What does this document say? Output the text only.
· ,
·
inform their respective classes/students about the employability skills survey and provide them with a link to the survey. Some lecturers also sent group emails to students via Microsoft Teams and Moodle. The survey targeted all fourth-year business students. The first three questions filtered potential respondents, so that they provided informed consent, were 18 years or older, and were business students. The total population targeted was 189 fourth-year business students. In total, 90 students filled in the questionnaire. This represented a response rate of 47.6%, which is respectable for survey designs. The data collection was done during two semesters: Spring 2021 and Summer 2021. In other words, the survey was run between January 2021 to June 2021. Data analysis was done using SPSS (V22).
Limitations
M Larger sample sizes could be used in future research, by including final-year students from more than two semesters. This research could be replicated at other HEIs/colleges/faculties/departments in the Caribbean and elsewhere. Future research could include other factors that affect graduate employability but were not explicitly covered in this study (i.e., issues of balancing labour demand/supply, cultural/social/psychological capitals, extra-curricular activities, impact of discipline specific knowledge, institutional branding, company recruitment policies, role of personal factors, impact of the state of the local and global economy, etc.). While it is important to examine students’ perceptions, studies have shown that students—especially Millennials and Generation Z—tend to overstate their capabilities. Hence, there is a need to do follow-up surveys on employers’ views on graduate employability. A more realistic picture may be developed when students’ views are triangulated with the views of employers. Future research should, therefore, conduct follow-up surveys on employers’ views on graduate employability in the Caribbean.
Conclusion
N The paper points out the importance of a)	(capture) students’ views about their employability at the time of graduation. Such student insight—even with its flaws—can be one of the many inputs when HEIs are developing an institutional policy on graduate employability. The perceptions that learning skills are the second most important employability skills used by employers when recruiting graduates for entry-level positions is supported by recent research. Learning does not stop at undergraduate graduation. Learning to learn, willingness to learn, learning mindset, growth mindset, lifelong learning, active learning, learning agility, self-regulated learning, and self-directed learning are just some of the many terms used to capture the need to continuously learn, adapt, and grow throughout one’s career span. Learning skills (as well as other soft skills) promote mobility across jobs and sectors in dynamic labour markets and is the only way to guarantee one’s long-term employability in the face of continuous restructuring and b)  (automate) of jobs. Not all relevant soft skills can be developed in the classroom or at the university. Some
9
= = =
**WRITTEN EXERCISE:** Output the listing above without altering a single character.

**FINISHED EXERCISE:**
What does this document say? Output the text only.
· ,
·
inform their respective classes/students about the employability skills survey and provide them with a link to the survey. Some lecturers also sent group emails to students via Microsoft Teams and Moodle. The survey targeted all fourth-year business students. The first three questions filtered potential respondents, so that they provided informed consent, were 18 years or older, and were business students. The total population targeted was 189 fourth-year business students. In total, 90 students filled in the questionnaire. This represented a response rate of 47.6%, which is respectable for survey designs. The data collection was done during two semesters: Spring 2021 and Summer 2021. In other words, the survey was run between January 2021 to June 2021. Data analysis was done using SPSS (V22).
Limitations
M Larger sample sizes could be used in future research, by including final-year students from more than two semesters. This research could be replicated at other HEIs/colleges/faculties/departments in the Caribbean and elsewhere. Future research could include other factors that affect graduate employability but were not explicitly covered in this study (i.e., issues of balancing labour demand/supply, cultural/social/psychological capitals, extra-curricular activities, impact of discipline specific knowledge, institutional branding, company recruitment policies, role of personal factors, impact of the state of the local and global economy, etc.). While it is important to examine students’ perceptions, studies have shown that students—especially Millennials and Generation Z—tend to overstate their capabilities. Hence, there is a need to do follow-up surveys on employers’ views on graduate employability. A more realistic picture may be developed when students’ views are triangulated with the views of employers. Future research should, therefore, conduct follow-up surveys on employers’ views on graduate employability in the Caribbean.
Conclusion
N The paper points out the importance of a)	(capture) students’ views about their employability at the time of graduation. Such student insight—even with its flaws—can be one of the many inputs when HEIs are developing an institutional policy on graduate employability. The perceptions that learning skills are the second most important employability skills used by employers when recruiting graduates for entry-level positions is supported by recent research. Learning does not stop at undergraduate graduation. Learning to learn, willingness to learn, learning mindset, growth mindset, lifelong learning, active learning, learning agility, self-regulated learning, and self-directed learning are just some of the many terms used to capture the need to continuously learn, adapt, and grow throughout one’s career span. Learning skills (as well as other soft skills) promote mobility across jobs and sectors in dynamic labour markets and is the only way to guarantee one’s long-term employability in the face of continuous restructuring and b)  (automate) of jobs. Not all relevant soft skills can be developed in the classroom or at the university. Some
9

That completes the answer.